• [GIVEN EXERCISE]: Copy all the material that follows, keeping every character the same.

####

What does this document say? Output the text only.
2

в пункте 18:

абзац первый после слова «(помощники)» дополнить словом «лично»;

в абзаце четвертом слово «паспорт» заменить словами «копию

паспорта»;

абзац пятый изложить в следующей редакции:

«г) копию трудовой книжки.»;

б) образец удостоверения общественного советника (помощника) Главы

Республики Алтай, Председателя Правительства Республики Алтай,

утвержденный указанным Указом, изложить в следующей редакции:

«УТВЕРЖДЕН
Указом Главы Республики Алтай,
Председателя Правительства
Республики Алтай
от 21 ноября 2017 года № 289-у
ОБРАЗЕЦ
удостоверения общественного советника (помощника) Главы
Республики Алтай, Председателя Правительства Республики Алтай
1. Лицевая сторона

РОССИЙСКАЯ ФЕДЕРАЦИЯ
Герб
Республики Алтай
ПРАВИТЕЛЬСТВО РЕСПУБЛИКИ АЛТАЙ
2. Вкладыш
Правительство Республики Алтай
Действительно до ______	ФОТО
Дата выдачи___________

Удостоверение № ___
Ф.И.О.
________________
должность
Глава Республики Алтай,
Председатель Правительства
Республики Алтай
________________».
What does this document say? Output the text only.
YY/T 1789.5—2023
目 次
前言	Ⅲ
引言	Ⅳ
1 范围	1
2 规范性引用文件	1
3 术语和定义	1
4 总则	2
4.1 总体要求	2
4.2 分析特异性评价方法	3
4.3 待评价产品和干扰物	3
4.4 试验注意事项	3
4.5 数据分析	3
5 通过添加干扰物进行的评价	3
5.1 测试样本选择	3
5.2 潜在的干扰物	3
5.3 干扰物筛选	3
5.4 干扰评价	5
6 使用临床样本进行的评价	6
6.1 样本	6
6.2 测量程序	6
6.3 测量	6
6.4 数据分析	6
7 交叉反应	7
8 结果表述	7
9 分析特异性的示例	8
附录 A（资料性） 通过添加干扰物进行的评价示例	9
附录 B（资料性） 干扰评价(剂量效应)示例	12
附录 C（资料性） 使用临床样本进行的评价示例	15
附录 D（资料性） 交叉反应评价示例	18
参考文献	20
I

####

• [EXERCISE OUTPUT]:
What does this document say? Output the text only.
2

в пункте 18:

абзац первый после слова «(помощники)» дополнить словом «лично»;

в абзаце четвертом слово «паспорт» заменить словами «копию

паспорта»;

абзац пятый изложить в следующей редакции:

«г) копию трудовой книжки.»;

б) образец удостоверения общественного советника (помощника) Главы

Республики Алтай, Председателя Правительства Республики Алтай,

утвержденный указанным Указом, изложить в следующей редакции:

«УТВЕРЖДЕН
Указом Главы Республики Алтай,
Председателя Правительства
Республики Алтай
от 21 ноября 2017 года № 289-у
ОБРАЗЕЦ
удостоверения общественного советника (помощника) Главы
Республики Алтай, Председателя Правительства Республики Алтай
1. Лицевая сторона

РОССИЙСКАЯ ФЕДЕРАЦИЯ
Герб
Республики Алтай
ПРАВИТЕЛЬСТВО РЕСПУБЛИКИ АЛТАЙ
2. Вкладыш
Правительство Республики Алтай
Действительно до ______	ФОТО
Дата выдачи___________

Удостоверение № ___
Ф.И.О.
________________
должность
Глава Республики Алтай,
Председатель Правительства
Республики Алтай
________________».
What does this document say? Output the text only.
YY/T 1789.5—2023
目 次
前言	Ⅲ
引言	Ⅳ
1 范围	1
2 规范性引用文件	1
3 术语和定义	1
4 总则	2
4.1 总体要求	2
4.2 分析特异性评价方法	3
4.3 待评价产品和干扰物	3
4.4 试验注意事项	3
4.5 数据分析	3
5 通过添加干扰物进行的评价	3
5.1 测试样本选择	3
5.2 潜在的干扰物	3
5.3 干扰物筛选	3
5.4 干扰评价	5
6 使用临床样本进行的评价	6
6.1 样本	6
6.2 测量程序	6
6.3 测量	6
6.4 数据分析	6
7 交叉反应	7
8 结果表述	7
9 分析特异性的示例	8
附录 A（资料性） 通过添加干扰物进行的评价示例	9
附录 B（资料性） 干扰评价(剂量效应)示例	12
附录 C（资料性） 使用临床样本进行的评价示例	15
附录 D（资料性） 交叉反应评价示例	18
参考文献	20
I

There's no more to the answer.